— START OF PROVIDED INFORMATION —

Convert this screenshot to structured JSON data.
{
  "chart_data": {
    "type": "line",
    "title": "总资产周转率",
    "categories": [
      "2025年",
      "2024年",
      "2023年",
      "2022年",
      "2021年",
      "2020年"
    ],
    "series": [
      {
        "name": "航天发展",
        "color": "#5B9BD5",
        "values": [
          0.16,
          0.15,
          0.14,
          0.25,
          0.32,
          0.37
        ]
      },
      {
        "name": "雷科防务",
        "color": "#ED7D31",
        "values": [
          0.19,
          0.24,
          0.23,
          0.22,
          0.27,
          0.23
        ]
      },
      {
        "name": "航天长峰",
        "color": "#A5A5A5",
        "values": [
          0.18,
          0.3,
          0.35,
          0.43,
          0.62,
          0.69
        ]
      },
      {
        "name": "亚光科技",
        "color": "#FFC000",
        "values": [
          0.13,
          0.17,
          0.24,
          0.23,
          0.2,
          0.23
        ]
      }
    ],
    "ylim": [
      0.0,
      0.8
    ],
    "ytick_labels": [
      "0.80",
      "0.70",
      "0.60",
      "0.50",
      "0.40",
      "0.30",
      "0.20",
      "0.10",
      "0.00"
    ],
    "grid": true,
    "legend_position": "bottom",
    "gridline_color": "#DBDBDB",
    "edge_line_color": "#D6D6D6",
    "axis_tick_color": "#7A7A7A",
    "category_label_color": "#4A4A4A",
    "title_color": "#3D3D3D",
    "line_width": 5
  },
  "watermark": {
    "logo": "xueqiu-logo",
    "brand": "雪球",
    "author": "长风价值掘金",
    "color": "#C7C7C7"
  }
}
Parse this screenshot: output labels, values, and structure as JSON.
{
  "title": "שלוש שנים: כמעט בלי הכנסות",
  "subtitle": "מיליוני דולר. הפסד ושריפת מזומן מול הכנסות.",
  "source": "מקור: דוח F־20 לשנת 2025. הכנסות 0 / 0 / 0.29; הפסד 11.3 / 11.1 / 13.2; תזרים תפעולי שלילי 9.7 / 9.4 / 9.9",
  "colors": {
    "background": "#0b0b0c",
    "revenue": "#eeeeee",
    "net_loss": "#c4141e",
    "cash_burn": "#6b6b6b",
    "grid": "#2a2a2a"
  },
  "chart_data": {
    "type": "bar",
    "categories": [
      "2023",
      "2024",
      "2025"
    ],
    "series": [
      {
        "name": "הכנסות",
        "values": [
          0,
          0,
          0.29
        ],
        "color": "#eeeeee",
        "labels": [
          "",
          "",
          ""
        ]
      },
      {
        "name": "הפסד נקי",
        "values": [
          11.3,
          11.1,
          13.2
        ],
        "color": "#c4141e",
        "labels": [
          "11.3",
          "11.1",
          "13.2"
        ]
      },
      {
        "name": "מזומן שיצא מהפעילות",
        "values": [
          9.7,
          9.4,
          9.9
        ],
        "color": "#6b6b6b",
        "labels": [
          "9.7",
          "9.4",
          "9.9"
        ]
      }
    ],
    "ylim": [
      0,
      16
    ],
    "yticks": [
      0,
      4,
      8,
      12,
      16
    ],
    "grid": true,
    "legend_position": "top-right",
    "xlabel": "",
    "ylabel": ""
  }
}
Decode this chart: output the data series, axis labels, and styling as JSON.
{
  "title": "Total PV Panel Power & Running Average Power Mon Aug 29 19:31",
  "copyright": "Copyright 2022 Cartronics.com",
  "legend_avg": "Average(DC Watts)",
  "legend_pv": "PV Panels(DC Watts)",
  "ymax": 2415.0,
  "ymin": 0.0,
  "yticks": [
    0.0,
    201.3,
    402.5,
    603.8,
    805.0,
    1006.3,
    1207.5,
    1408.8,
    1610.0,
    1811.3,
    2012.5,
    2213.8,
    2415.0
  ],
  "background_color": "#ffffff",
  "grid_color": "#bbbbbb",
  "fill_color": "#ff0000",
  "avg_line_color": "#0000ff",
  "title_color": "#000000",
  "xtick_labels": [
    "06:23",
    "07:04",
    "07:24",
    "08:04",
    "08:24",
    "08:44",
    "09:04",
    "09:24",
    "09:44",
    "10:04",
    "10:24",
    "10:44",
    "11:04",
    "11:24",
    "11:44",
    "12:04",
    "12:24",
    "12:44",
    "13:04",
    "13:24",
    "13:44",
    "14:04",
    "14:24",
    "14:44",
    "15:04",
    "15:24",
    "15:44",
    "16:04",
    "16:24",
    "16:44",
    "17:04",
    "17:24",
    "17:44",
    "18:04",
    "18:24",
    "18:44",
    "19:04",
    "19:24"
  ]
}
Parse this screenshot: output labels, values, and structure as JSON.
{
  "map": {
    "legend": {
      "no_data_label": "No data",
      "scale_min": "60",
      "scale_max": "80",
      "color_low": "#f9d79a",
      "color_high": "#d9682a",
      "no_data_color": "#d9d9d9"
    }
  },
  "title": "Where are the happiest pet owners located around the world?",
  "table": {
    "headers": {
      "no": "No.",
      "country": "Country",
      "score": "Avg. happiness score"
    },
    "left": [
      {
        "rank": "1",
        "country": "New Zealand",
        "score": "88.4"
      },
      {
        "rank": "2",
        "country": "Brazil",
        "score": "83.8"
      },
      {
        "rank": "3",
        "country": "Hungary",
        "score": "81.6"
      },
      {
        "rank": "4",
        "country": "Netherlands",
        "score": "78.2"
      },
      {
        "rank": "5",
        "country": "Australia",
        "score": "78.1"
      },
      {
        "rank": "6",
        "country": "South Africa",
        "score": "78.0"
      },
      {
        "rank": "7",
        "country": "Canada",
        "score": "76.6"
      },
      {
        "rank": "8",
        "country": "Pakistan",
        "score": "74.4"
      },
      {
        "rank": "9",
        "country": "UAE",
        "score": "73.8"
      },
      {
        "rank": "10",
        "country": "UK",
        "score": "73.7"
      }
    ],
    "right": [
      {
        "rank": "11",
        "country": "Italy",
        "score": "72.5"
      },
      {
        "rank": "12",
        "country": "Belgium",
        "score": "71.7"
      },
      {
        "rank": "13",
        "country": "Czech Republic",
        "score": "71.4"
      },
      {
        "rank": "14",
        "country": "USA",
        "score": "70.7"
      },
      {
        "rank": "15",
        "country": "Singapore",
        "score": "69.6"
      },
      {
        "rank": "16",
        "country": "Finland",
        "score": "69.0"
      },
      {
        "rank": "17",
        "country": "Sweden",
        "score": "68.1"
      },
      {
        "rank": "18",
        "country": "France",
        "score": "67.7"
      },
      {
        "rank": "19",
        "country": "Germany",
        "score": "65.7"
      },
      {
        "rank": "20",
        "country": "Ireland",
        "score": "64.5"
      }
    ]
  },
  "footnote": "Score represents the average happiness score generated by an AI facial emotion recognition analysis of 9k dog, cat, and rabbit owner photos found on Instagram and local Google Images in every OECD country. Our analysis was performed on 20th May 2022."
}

— END OF PROVIDED INFORMATION —

Print out every record again, exactly and in full.

Convert this screenshot to structured JSON data.
{
  "chart_data": {
    "type": "line",
    "title": "总资产周转率",
    "categories": [
      "2025年",
      "2024年",
      "2023年",
      "2022年",
      "2021年",
      "2020年"
    ],
    "series": [
      {
        "name": "航天发展",
        "color": "#5B9BD5",
        "values": [
          0.16,
          0.15,
          0.14,
          0.25,
          0.32,
          0.37
        ]
      },
      {
        "name": "雷科防务",
        "color": "#ED7D31",
        "values": [
          0.19,
          0.24,
          0.23,
          0.22,
          0.27,
          0.23
        ]
      },
      {
        "name": "航天长峰",
        "color": "#A5A5A5",
        "values": [
          0.18,
          0.3,
          0.35,
          0.43,
          0.62,
          0.69
        ]
      },
      {
        "name": "亚光科技",
        "color": "#FFC000",
        "values": [
          0.13,
          0.17,
          0.24,
          0.23,
          0.2,
          0.23
        ]
      }
    ],
    "ylim": [
      0.0,
      0.8
    ],
    "ytick_labels": [
      "0.80",
      "0.70",
      "0.60",
      "0.50",
      "0.40",
      "0.30",
      "0.20",
      "0.10",
      "0.00"
    ],
    "grid": true,
    "legend_position": "bottom",
    "gridline_color": "#DBDBDB",
    "edge_line_color": "#D6D6D6",
    "axis_tick_color": "#7A7A7A",
    "category_label_color": "#4A4A4A",
    "title_color": "#3D3D3D",
    "line_width": 5
  },
  "watermark": {
    "logo": "xueqiu-logo",
    "brand": "雪球",
    "author": "长风价值掘金",
    "color": "#C7C7C7"
  }
}
Parse this screenshot: output labels, values, and structure as JSON.
{
  "title": "שלוש שנים: כמעט בלי הכנסות",
  "subtitle": "מיליוני דולר. הפסד ושריפת מזומן מול הכנסות.",
  "source": "מקור: דוח F־20 לשנת 2025. הכנסות 0 / 0 / 0.29; הפסד 11.3 / 11.1 / 13.2; תזרים תפעולי שלילי 9.7 / 9.4 / 9.9",
  "colors": {
    "background": "#0b0b0c",
    "revenue": "#eeeeee",
    "net_loss": "#c4141e",
    "cash_burn": "#6b6b6b",
    "grid": "#2a2a2a"
  },
  "chart_data": {
    "type": "bar",
    "categories": [
      "2023",
      "2024",
      "2025"
    ],
    "series": [
      {
        "name": "הכנסות",
        "values": [
          0,
          0,
          0.29
        ],
        "color": "#eeeeee",
        "labels": [
          "",
          "",
          ""
        ]
      },
      {
        "name": "הפסד נקי",
        "values": [
          11.3,
          11.1,
          13.2
        ],
        "color": "#c4141e",
        "labels": [
          "11.3",
          "11.1",
          "13.2"
        ]
      },
      {
        "name": "מזומן שיצא מהפעילות",
        "values": [
          9.7,
          9.4,
          9.9
        ],
        "color": "#6b6b6b",
        "labels": [
          "9.7",
          "9.4",
          "9.9"
        ]
      }
    ],
    "ylim": [
      0,
      16
    ],
    "yticks": [
      0,
      4,
      8,
      12,
      16
    ],
    "grid": true,
    "legend_position": "top-right",
    "xlabel": "",
    "ylabel": ""
  }
}
Decode this chart: output the data series, axis labels, and styling as JSON.
{
  "title": "Total PV Panel Power & Running Average Power Mon Aug 29 19:31",
  "copyright": "Copyright 2022 Cartronics.com",
  "legend_avg": "Average(DC Watts)",
  "legend_pv": "PV Panels(DC Watts)",
  "ymax": 2415.0,
  "ymin": 0.0,
  "yticks": [
    0.0,
    201.3,
    402.5,
    603.8,
    805.0,
    1006.3,
    1207.5,
    1408.8,
    1610.0,
    1811.3,
    2012.5,
    2213.8,
    2415.0
  ],
  "background_color": "#ffffff",
  "grid_color": "#bbbbbb",
  "fill_color": "#ff0000",
  "avg_line_color": "#0000ff",
  "title_color": "#000000",
  "xtick_labels": [
    "06:23",
    "07:04",
    "07:24",
    "08:04",
    "08:24",
    "08:44",
    "09:04",
    "09:24",
    "09:44",
    "10:04",
    "10:24",
    "10:44",
    "11:04",
    "11:24",
    "11:44",
    "12:04",
    "12:24",
    "12:44",
    "13:04",
    "13:24",
    "13:44",
    "14:04",
    "14:24",
    "14:44",
    "15:04",
    "15:24",
    "15:44",
    "16:04",
    "16:24",
    "16:44",
    "17:04",
    "17:24",
    "17:44",
    "18:04",
    "18:24",
    "18:44",
    "19:04",
    "19:24"
  ]
}
Parse this screenshot: output labels, values, and structure as JSON.
{
  "map": {
    "legend": {
      "no_data_label": "No data",
      "scale_min": "60",
      "scale_max": "80",
      "color_low": "#f9d79a",
      "color_high": "#d9682a",
      "no_data_color": "#d9d9d9"
    }
  },
  "title": "Where are the happiest pet owners located around the world?",
  "table": {
    "headers": {
      "no": "No.",
      "country": "Country",
      "score": "Avg. happiness score"
    },
    "left": [
      {
        "rank": "1",
        "country": "New Zealand",
        "score": "88.4"
      },
      {
        "rank": "2",
        "country": "Brazil",
        "score": "83.8"
      },
      {
        "rank": "3",
        "country": "Hungary",
        "score": "81.6"
      },
      {
        "rank": "4",
        "country": "Netherlands",
        "score": "78.2"
      },
      {
        "rank": "5",
        "country": "Australia",
        "score": "78.1"
      },
      {
        "rank": "6",
        "country": "South Africa",
        "score": "78.0"
      },
      {
        "rank": "7",
        "country": "Canada",
        "score": "76.6"
      },
      {
        "rank": "8",
        "country": "Pakistan",
        "score": "74.4"
      },
      {
        "rank": "9",
        "country": "UAE",
        "score": "73.8"
      },
      {
        "rank": "10",
        "country": "UK",
        "score": "73.7"
      }
    ],
    "right": [
      {
        "rank": "11",
        "country": "Italy",
        "score": "72.5"
      },
      {
        "rank": "12",
        "country": "Belgium",
        "score": "71.7"
      },
      {
        "rank": "13",
        "country": "Czech Republic",
        "score": "71.4"
      },
      {
        "rank": "14",
        "country": "USA",
        "score": "70.7"
      },
      {
        "rank": "15",
        "country": "Singapore",
        "score": "69.6"
      },
      {
        "rank": "16",
        "country": "Finland",
        "score": "69.0"
      },
      {
        "rank": "17",
        "country": "Sweden",
        "score": "68.1"
      },
      {
        "rank": "18",
        "country": "France",
        "score": "67.7"
      },
      {
        "rank": "19",
        "country": "Germany",
        "score": "65.7"
      },
      {
        "rank": "20",
        "country": "Ireland",
        "score": "64.5"
      }
    ]
  },
  "footnote": "Score represents the average happiness score generated by an AI facial emotion recognition analysis of 9k dog, cat, and rabbit owner photos found on Instagram and local Google Images in every OECD country. Our analysis was performed on 20th May 2022."
}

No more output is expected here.